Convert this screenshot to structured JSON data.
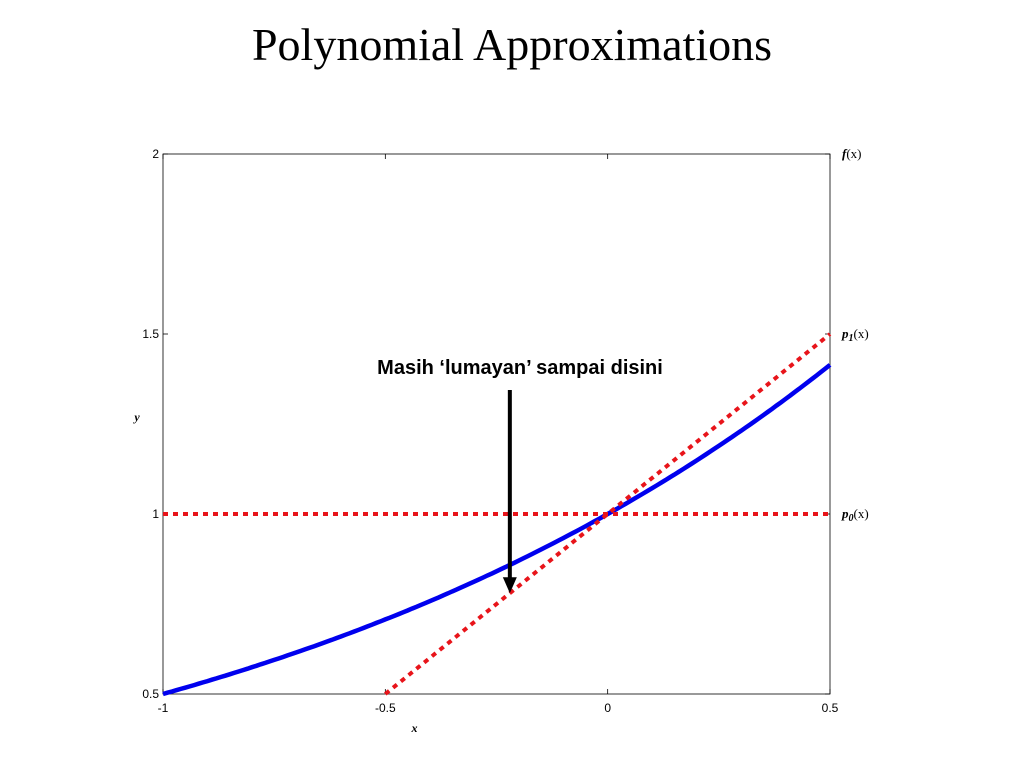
{
  "slide": {
    "title": "Polynomial Approximations"
  },
  "chart_data": {
    "type": "line",
    "xlabel": "x",
    "ylabel": "y",
    "xlim": [
      -1,
      0.5
    ],
    "ylim": [
      0.5,
      2
    ],
    "xticks": [
      "-1",
      "-0.5",
      "0",
      "0.5"
    ],
    "yticks": [
      "0.5",
      "1",
      "1.5",
      "2"
    ],
    "grid": false,
    "series": [
      {
        "name": "f(x)",
        "label_fn": "f",
        "label_sub": "",
        "label_arg": "(x)",
        "style": "solid",
        "color": "#0000ee",
        "x": [
          -1,
          -0.9,
          -0.8,
          -0.7,
          -0.6,
          -0.5,
          -0.4,
          -0.3,
          -0.2,
          -0.1,
          0,
          0.1,
          0.2,
          0.3,
          0.4,
          0.5
        ],
        "y": [
          0.5,
          0.536,
          0.574,
          0.616,
          0.66,
          0.707,
          0.758,
          0.812,
          0.871,
          0.933,
          1.0,
          1.072,
          1.149,
          1.231,
          1.32,
          1.414
        ]
      },
      {
        "name": "p1(x)",
        "label_fn": "p",
        "label_sub": "1",
        "label_arg": "(x)",
        "style": "dotted",
        "color": "#e8141a",
        "x": [
          -0.5,
          0.5
        ],
        "y": [
          0.5,
          1.5
        ]
      },
      {
        "name": "p0(x)",
        "label_fn": "p",
        "label_sub": "0",
        "label_arg": "(x)",
        "style": "dotted",
        "color": "#e8141a",
        "x": [
          -1,
          0.5
        ],
        "y": [
          1,
          1
        ]
      }
    ],
    "annotations": [
      {
        "text": "Masih ‘lumayan’ sampai disini",
        "arrow_to": {
          "x": -0.22,
          "y": 0.78
        }
      }
    ]
  }
}
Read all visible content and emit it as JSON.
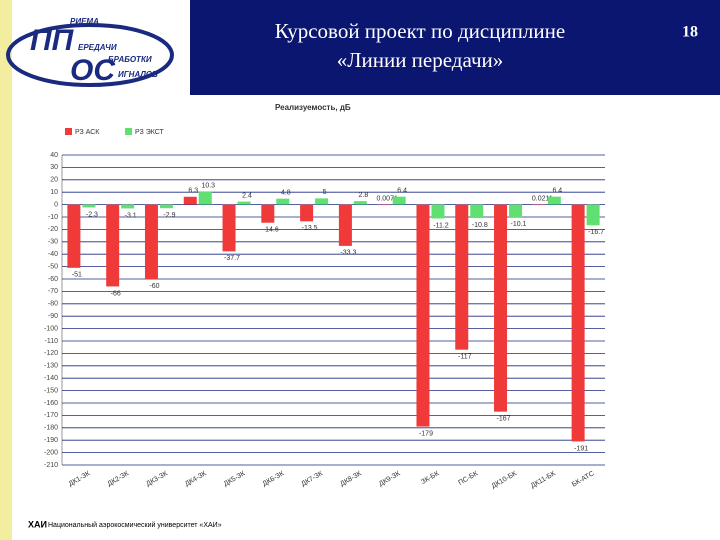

################

_INSTRUCTIONS FOR THE TASK_. Write the material out again exactly as it appears, dropping the pictures.

_TASK SOLUTION_.
Convert this screenshot to structured JSON data.
{
  "slide": {
    "title": "Polynomial Approximations"
  },
  "chart_data": {
    "type": "line",
    "xlabel": "x",
    "ylabel": "y",
    "xlim": [
      -1,
      0.5
    ],
    "ylim": [
      0.5,
      2
    ],
    "xticks": [
      "-1",
      "-0.5",
      "0",
      "0.5"
    ],
    "yticks": [
      "0.5",
      "1",
      "1.5",
      "2"
    ],
    "grid": false,
    "series": [
      {
        "name": "f(x)",
        "label_fn": "f",
        "label_sub": "",
        "label_arg": "(x)",
        "style": "solid",
        "color": "#0000ee",
        "x": [
          -1,
          -0.9,
          -0.8,
          -0.7,
          -0.6,
          -0.5,
          -0.4,
          -0.3,
          -0.2,
          -0.1,
          0,
          0.1,
          0.2,
          0.3,
          0.4,
          0.5
        ],
        "y": [
          0.5,
          0.536,
          0.574,
          0.616,
          0.66,
          0.707,
          0.758,
          0.812,
          0.871,
          0.933,
          1.0,
          1.072,
          1.149,
          1.231,
          1.32,
          1.414
        ]
      },
      {
        "name": "p1(x)",
        "label_fn": "p",
        "label_sub": "1",
        "label_arg": "(x)",
        "style": "dotted",
        "color": "#e8141a",
        "x": [
          -0.5,
          0.5
        ],
        "y": [
          0.5,
          1.5
        ]
      },
      {
        "name": "p0(x)",
        "label_fn": "p",
        "label_sub": "0",
        "label_arg": "(x)",
        "style": "dotted",
        "color": "#e8141a",
        "x": [
          -1,
          0.5
        ],
        "y": [
          1,
          1
        ]
      }
    ],
    "annotations": [
      {
        "text": "Masih ‘lumayan’ sampai disini",
        "arrow_to": {
          "x": -0.22,
          "y": 0.78
        }
      }
    ]
  }
}
Read all visible content and emit it as JSON.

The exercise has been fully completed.